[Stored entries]
(begin)

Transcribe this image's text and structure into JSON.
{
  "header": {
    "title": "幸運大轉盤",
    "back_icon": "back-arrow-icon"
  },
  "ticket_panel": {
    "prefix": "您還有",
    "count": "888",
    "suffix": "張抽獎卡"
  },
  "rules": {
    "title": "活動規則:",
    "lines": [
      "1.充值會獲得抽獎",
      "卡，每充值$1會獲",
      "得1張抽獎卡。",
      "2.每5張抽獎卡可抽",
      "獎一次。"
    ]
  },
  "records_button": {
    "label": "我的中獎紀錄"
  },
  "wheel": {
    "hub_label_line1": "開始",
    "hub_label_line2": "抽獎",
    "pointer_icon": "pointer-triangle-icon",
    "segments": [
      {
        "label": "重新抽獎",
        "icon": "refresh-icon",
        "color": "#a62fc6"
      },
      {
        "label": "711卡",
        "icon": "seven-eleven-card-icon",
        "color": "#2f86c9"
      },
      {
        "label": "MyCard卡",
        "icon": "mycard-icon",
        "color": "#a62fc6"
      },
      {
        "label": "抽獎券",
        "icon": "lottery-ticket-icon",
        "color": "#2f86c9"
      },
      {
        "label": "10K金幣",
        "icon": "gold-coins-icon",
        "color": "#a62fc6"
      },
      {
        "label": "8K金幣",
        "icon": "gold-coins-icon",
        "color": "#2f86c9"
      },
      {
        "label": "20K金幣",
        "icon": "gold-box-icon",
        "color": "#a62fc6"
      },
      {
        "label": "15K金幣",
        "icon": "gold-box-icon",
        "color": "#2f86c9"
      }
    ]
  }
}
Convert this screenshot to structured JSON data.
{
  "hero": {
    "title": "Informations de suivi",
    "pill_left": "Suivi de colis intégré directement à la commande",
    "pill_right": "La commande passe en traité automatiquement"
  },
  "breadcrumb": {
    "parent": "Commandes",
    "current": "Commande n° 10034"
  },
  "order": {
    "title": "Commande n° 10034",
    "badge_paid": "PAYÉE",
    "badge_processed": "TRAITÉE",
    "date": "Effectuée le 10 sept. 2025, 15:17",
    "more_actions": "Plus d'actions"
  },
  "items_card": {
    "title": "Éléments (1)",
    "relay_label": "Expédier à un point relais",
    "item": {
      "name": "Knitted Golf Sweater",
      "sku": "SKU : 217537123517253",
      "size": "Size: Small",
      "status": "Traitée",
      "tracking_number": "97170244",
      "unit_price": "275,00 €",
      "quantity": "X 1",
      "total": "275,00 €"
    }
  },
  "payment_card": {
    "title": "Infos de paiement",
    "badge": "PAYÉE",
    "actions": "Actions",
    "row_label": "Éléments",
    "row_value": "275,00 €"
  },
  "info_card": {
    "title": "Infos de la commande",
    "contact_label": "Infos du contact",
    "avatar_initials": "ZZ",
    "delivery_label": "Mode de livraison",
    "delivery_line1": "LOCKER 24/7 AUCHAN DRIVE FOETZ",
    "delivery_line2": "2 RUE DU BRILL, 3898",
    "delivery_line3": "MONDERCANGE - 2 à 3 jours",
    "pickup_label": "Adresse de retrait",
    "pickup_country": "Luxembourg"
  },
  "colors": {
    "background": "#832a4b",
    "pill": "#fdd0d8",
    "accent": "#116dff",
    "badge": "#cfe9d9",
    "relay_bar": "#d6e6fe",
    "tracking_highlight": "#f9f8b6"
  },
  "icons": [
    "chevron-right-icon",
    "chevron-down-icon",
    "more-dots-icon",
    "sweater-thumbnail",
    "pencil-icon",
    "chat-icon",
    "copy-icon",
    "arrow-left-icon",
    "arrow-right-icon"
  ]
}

(end)

▶ _SET EXERCISE_
Return the entries in full, keeping every line exactly as it is.

▶ _FINAL RESULT_
Transcribe this image's text and structure into JSON.
{
  "header": {
    "title": "幸運大轉盤",
    "back_icon": "back-arrow-icon"
  },
  "ticket_panel": {
    "prefix": "您還有",
    "count": "888",
    "suffix": "張抽獎卡"
  },
  "rules": {
    "title": "活動規則:",
    "lines": [
      "1.充值會獲得抽獎",
      "卡，每充值$1會獲",
      "得1張抽獎卡。",
      "2.每5張抽獎卡可抽",
      "獎一次。"
    ]
  },
  "records_button": {
    "label": "我的中獎紀錄"
  },
  "wheel": {
    "hub_label_line1": "開始",
    "hub_label_line2": "抽獎",
    "pointer_icon": "pointer-triangle-icon",
    "segments": [
      {
        "label": "重新抽獎",
        "icon": "refresh-icon",
        "color": "#a62fc6"
      },
      {
        "label": "711卡",
        "icon": "seven-eleven-card-icon",
        "color": "#2f86c9"
      },
      {
        "label": "MyCard卡",
        "icon": "mycard-icon",
        "color": "#a62fc6"
      },
      {
        "label": "抽獎券",
        "icon": "lottery-ticket-icon",
        "color": "#2f86c9"
      },
      {
        "label": "10K金幣",
        "icon": "gold-coins-icon",
        "color": "#a62fc6"
      },
      {
        "label": "8K金幣",
        "icon": "gold-coins-icon",
        "color": "#2f86c9"
      },
      {
        "label": "20K金幣",
        "icon": "gold-box-icon",
        "color": "#a62fc6"
      },
      {
        "label": "15K金幣",
        "icon": "gold-box-icon",
        "color": "#2f86c9"
      }
    ]
  }
}
Convert this screenshot to structured JSON data.
{
  "hero": {
    "title": "Informations de suivi",
    "pill_left": "Suivi de colis intégré directement à la commande",
    "pill_right": "La commande passe en traité automatiquement"
  },
  "breadcrumb": {
    "parent": "Commandes",
    "current": "Commande n° 10034"
  },
  "order": {
    "title": "Commande n° 10034",
    "badge_paid": "PAYÉE",
    "badge_processed": "TRAITÉE",
    "date": "Effectuée le 10 sept. 2025, 15:17",
    "more_actions": "Plus d'actions"
  },
  "items_card": {
    "title": "Éléments (1)",
    "relay_label": "Expédier à un point relais",
    "item": {
      "name": "Knitted Golf Sweater",
      "sku": "SKU : 217537123517253",
      "size": "Size: Small",
      "status": "Traitée",
      "tracking_number": "97170244",
      "unit_price": "275,00 €",
      "quantity": "X 1",
      "total": "275,00 €"
    }
  },
  "payment_card": {
    "title": "Infos de paiement",
    "badge": "PAYÉE",
    "actions": "Actions",
    "row_label": "Éléments",
    "row_value": "275,00 €"
  },
  "info_card": {
    "title": "Infos de la commande",
    "contact_label": "Infos du contact",
    "avatar_initials": "ZZ",
    "delivery_label": "Mode de livraison",
    "delivery_line1": "LOCKER 24/7 AUCHAN DRIVE FOETZ",
    "delivery_line2": "2 RUE DU BRILL, 3898",
    "delivery_line3": "MONDERCANGE - 2 à 3 jours",
    "pickup_label": "Adresse de retrait",
    "pickup_country": "Luxembourg"
  },
  "colors": {
    "background": "#832a4b",
    "pill": "#fdd0d8",
    "accent": "#116dff",
    "badge": "#cfe9d9",
    "relay_bar": "#d6e6fe",
    "tracking_highlight": "#f9f8b6"
  },
  "icons": [
    "chevron-right-icon",
    "chevron-down-icon",
    "more-dots-icon",
    "sweater-thumbnail",
    "pencil-icon",
    "chat-icon",
    "copy-icon",
    "arrow-left-icon",
    "arrow-right-icon"
  ]
}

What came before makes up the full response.